Exercise - Word for word, set down the records and skip each picture.

Available records -

_ _ _ _ _ _ _

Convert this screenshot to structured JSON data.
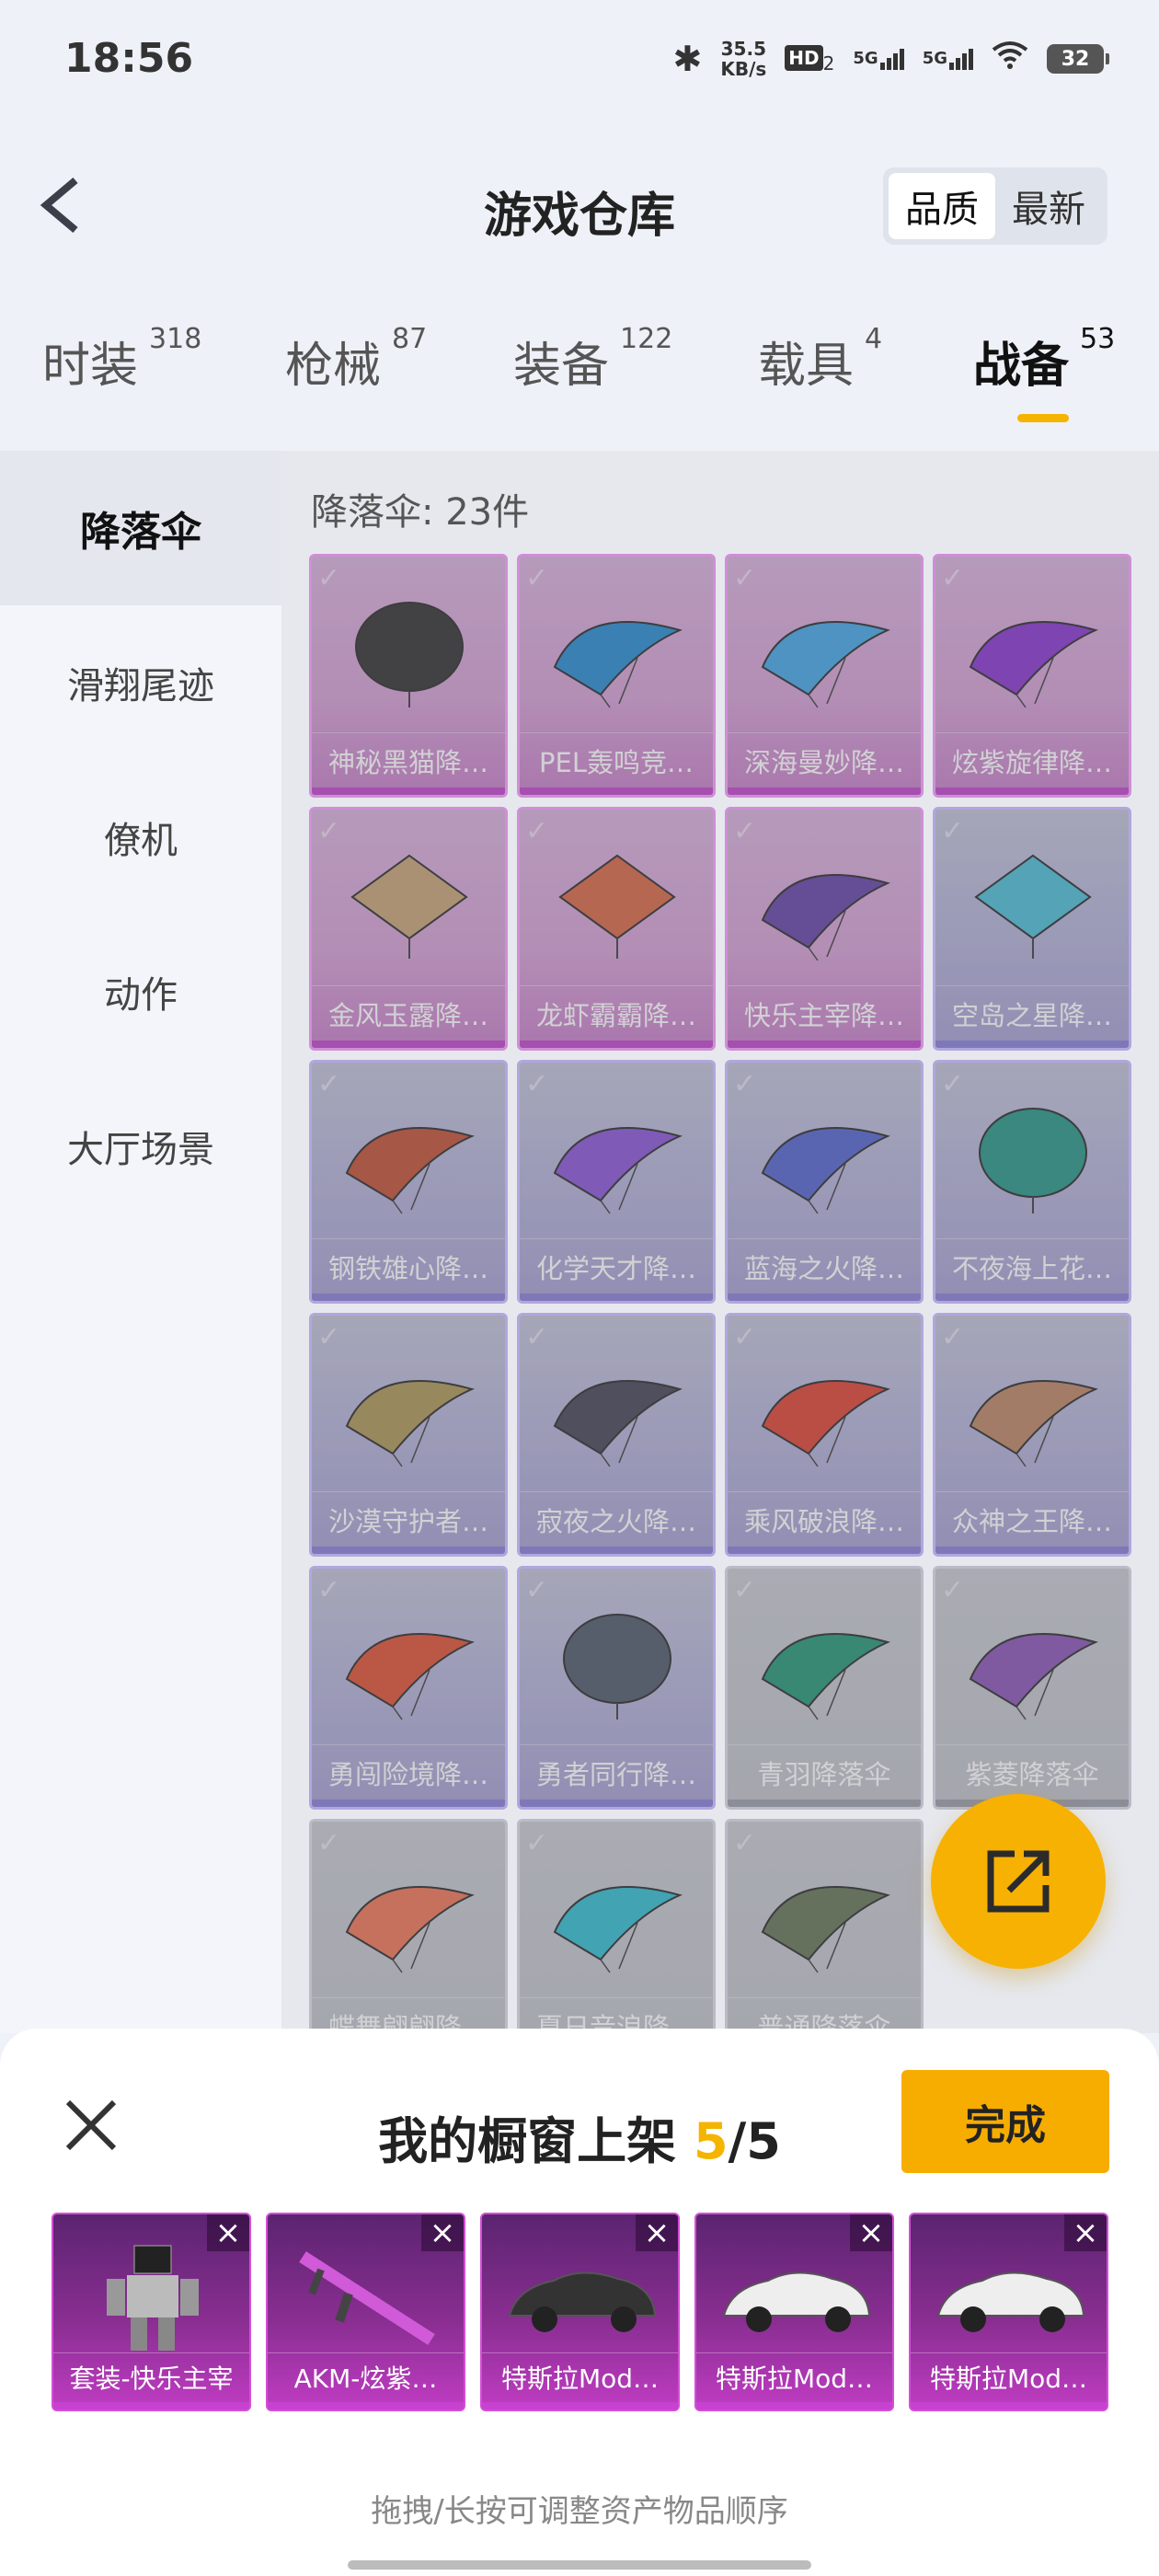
{
  "status_bar": {
    "time": "18:56",
    "net_speed_value": "35.5",
    "net_speed_unit": "KB/s",
    "hd_badge": "HD",
    "hd_sub": "2",
    "signal_1": "5G",
    "signal_2": "5G",
    "battery": "32",
    "icons": [
      "bluetooth-icon",
      "hd-voice-icon",
      "signal-icon",
      "signal-icon",
      "wifi-icon",
      "battery-icon"
    ]
  },
  "header": {
    "title": "游戏仓库",
    "back_icon": "chevron-left-icon",
    "sort_options": [
      "品质",
      "最新"
    ],
    "sort_selected": "品质"
  },
  "tabs": [
    {
      "label": "时装",
      "count": "318"
    },
    {
      "label": "枪械",
      "count": "87"
    },
    {
      "label": "装备",
      "count": "122"
    },
    {
      "label": "载具",
      "count": "4"
    },
    {
      "label": "战备",
      "count": "53",
      "active": true
    }
  ],
  "sidebar": {
    "items": [
      "降落伞",
      "滑翔尾迹",
      "僚机",
      "动作",
      "大厅场景"
    ],
    "active": "降落伞"
  },
  "main": {
    "count_label": "降落伞: 23件",
    "items": [
      {
        "name": "神秘黑猫降…",
        "rarity": "pink",
        "icon": "black-cat-parachute-icon"
      },
      {
        "name": "PEL轰鸣竞…",
        "rarity": "pink",
        "icon": "parachute-icon"
      },
      {
        "name": "深海曼妙降…",
        "rarity": "pink",
        "icon": "parachute-icon"
      },
      {
        "name": "炫紫旋律降…",
        "rarity": "pink",
        "icon": "parachute-icon"
      },
      {
        "name": "金风玉露降…",
        "rarity": "pink",
        "icon": "square-parachute-icon"
      },
      {
        "name": "龙虾霸霸降…",
        "rarity": "pink",
        "icon": "square-parachute-icon"
      },
      {
        "name": "快乐主宰降…",
        "rarity": "pink",
        "icon": "parachute-icon"
      },
      {
        "name": "空岛之星降…",
        "rarity": "lav",
        "icon": "square-parachute-icon"
      },
      {
        "name": "钢铁雄心降…",
        "rarity": "lav",
        "icon": "parachute-icon"
      },
      {
        "name": "化学天才降…",
        "rarity": "lav",
        "icon": "parachute-icon"
      },
      {
        "name": "蓝海之火降…",
        "rarity": "lav",
        "icon": "parachute-icon"
      },
      {
        "name": "不夜海上花…",
        "rarity": "lav",
        "icon": "round-parachute-icon"
      },
      {
        "name": "沙漠守护者…",
        "rarity": "lav",
        "icon": "parachute-icon"
      },
      {
        "name": "寂夜之火降…",
        "rarity": "lav",
        "icon": "parachute-icon"
      },
      {
        "name": "乘风破浪降…",
        "rarity": "lav",
        "icon": "parachute-icon"
      },
      {
        "name": "众神之王降…",
        "rarity": "lav",
        "icon": "parachute-icon"
      },
      {
        "name": "勇闯险境降…",
        "rarity": "lav",
        "icon": "parachute-icon"
      },
      {
        "name": "勇者同行降…",
        "rarity": "lav",
        "icon": "round-parachute-icon"
      },
      {
        "name": "青羽降落伞",
        "rarity": "grey",
        "icon": "parachute-icon"
      },
      {
        "name": "紫菱降落伞",
        "rarity": "grey",
        "icon": "parachute-icon"
      },
      {
        "name": "蝶舞翩翩降…",
        "rarity": "grey",
        "icon": "parachute-icon"
      },
      {
        "name": "夏日音浪降…",
        "rarity": "grey",
        "icon": "parachute-icon"
      },
      {
        "name": "普通降落伞",
        "rarity": "grey",
        "icon": "parachute-icon"
      }
    ]
  },
  "share_icon": "share-icon",
  "showcase": {
    "title_prefix": "我的橱窗上架 ",
    "current": "5",
    "sep_total": "/5",
    "done_label": "完成",
    "close_icon": "close-icon",
    "slots": [
      {
        "name": "套装-快乐主宰",
        "icon": "robot-outfit-icon"
      },
      {
        "name": "AKM-炫紫…",
        "icon": "rifle-icon"
      },
      {
        "name": "特斯拉Mod…",
        "icon": "car-icon"
      },
      {
        "name": "特斯拉Mod…",
        "icon": "car-icon"
      },
      {
        "name": "特斯拉Mod…",
        "icon": "car-icon"
      }
    ],
    "hint": "拖拽/长按可调整资产物品顺序"
  },
  "colors": {
    "accent": "#f5b400",
    "pink_rarity": "#c34dcc",
    "lavender_rarity": "#8d84d9",
    "grey_rarity": "#9ea1ab"
  }
}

_ _ _ _ _ _ _

Written solution -
Convert this screenshot to structured JSON data.
{
  "status_bar": {
    "time": "18:56",
    "net_speed_value": "35.5",
    "net_speed_unit": "KB/s",
    "hd_badge": "HD",
    "hd_sub": "2",
    "signal_1": "5G",
    "signal_2": "5G",
    "battery": "32",
    "icons": [
      "bluetooth-icon",
      "hd-voice-icon",
      "signal-icon",
      "signal-icon",
      "wifi-icon",
      "battery-icon"
    ]
  },
  "header": {
    "title": "游戏仓库",
    "back_icon": "chevron-left-icon",
    "sort_options": [
      "品质",
      "最新"
    ],
    "sort_selected": "品质"
  },
  "tabs": [
    {
      "label": "时装",
      "count": "318"
    },
    {
      "label": "枪械",
      "count": "87"
    },
    {
      "label": "装备",
      "count": "122"
    },
    {
      "label": "载具",
      "count": "4"
    },
    {
      "label": "战备",
      "count": "53",
      "active": true
    }
  ],
  "sidebar": {
    "items": [
      "降落伞",
      "滑翔尾迹",
      "僚机",
      "动作",
      "大厅场景"
    ],
    "active": "降落伞"
  },
  "main": {
    "count_label": "降落伞: 23件",
    "items": [
      {
        "name": "神秘黑猫降…",
        "rarity": "pink",
        "icon": "black-cat-parachute-icon"
      },
      {
        "name": "PEL轰鸣竞…",
        "rarity": "pink",
        "icon": "parachute-icon"
      },
      {
        "name": "深海曼妙降…",
        "rarity": "pink",
        "icon": "parachute-icon"
      },
      {
        "name": "炫紫旋律降…",
        "rarity": "pink",
        "icon": "parachute-icon"
      },
      {
        "name": "金风玉露降…",
        "rarity": "pink",
        "icon": "square-parachute-icon"
      },
      {
        "name": "龙虾霸霸降…",
        "rarity": "pink",
        "icon": "square-parachute-icon"
      },
      {
        "name": "快乐主宰降…",
        "rarity": "pink",
        "icon": "parachute-icon"
      },
      {
        "name": "空岛之星降…",
        "rarity": "lav",
        "icon": "square-parachute-icon"
      },
      {
        "name": "钢铁雄心降…",
        "rarity": "lav",
        "icon": "parachute-icon"
      },
      {
        "name": "化学天才降…",
        "rarity": "lav",
        "icon": "parachute-icon"
      },
      {
        "name": "蓝海之火降…",
        "rarity": "lav",
        "icon": "parachute-icon"
      },
      {
        "name": "不夜海上花…",
        "rarity": "lav",
        "icon": "round-parachute-icon"
      },
      {
        "name": "沙漠守护者…",
        "rarity": "lav",
        "icon": "parachute-icon"
      },
      {
        "name": "寂夜之火降…",
        "rarity": "lav",
        "icon": "parachute-icon"
      },
      {
        "name": "乘风破浪降…",
        "rarity": "lav",
        "icon": "parachute-icon"
      },
      {
        "name": "众神之王降…",
        "rarity": "lav",
        "icon": "parachute-icon"
      },
      {
        "name": "勇闯险境降…",
        "rarity": "lav",
        "icon": "parachute-icon"
      },
      {
        "name": "勇者同行降…",
        "rarity": "lav",
        "icon": "round-parachute-icon"
      },
      {
        "name": "青羽降落伞",
        "rarity": "grey",
        "icon": "parachute-icon"
      },
      {
        "name": "紫菱降落伞",
        "rarity": "grey",
        "icon": "parachute-icon"
      },
      {
        "name": "蝶舞翩翩降…",
        "rarity": "grey",
        "icon": "parachute-icon"
      },
      {
        "name": "夏日音浪降…",
        "rarity": "grey",
        "icon": "parachute-icon"
      },
      {
        "name": "普通降落伞",
        "rarity": "grey",
        "icon": "parachute-icon"
      }
    ]
  },
  "share_icon": "share-icon",
  "showcase": {
    "title_prefix": "我的橱窗上架 ",
    "current": "5",
    "sep_total": "/5",
    "done_label": "完成",
    "close_icon": "close-icon",
    "slots": [
      {
        "name": "套装-快乐主宰",
        "icon": "robot-outfit-icon"
      },
      {
        "name": "AKM-炫紫…",
        "icon": "rifle-icon"
      },
      {
        "name": "特斯拉Mod…",
        "icon": "car-icon"
      },
      {
        "name": "特斯拉Mod…",
        "icon": "car-icon"
      },
      {
        "name": "特斯拉Mod…",
        "icon": "car-icon"
      }
    ],
    "hint": "拖拽/长按可调整资产物品顺序"
  },
  "colors": {
    "accent": "#f5b400",
    "pink_rarity": "#c34dcc",
    "lavender_rarity": "#8d84d9",
    "grey_rarity": "#9ea1ab"
  }
}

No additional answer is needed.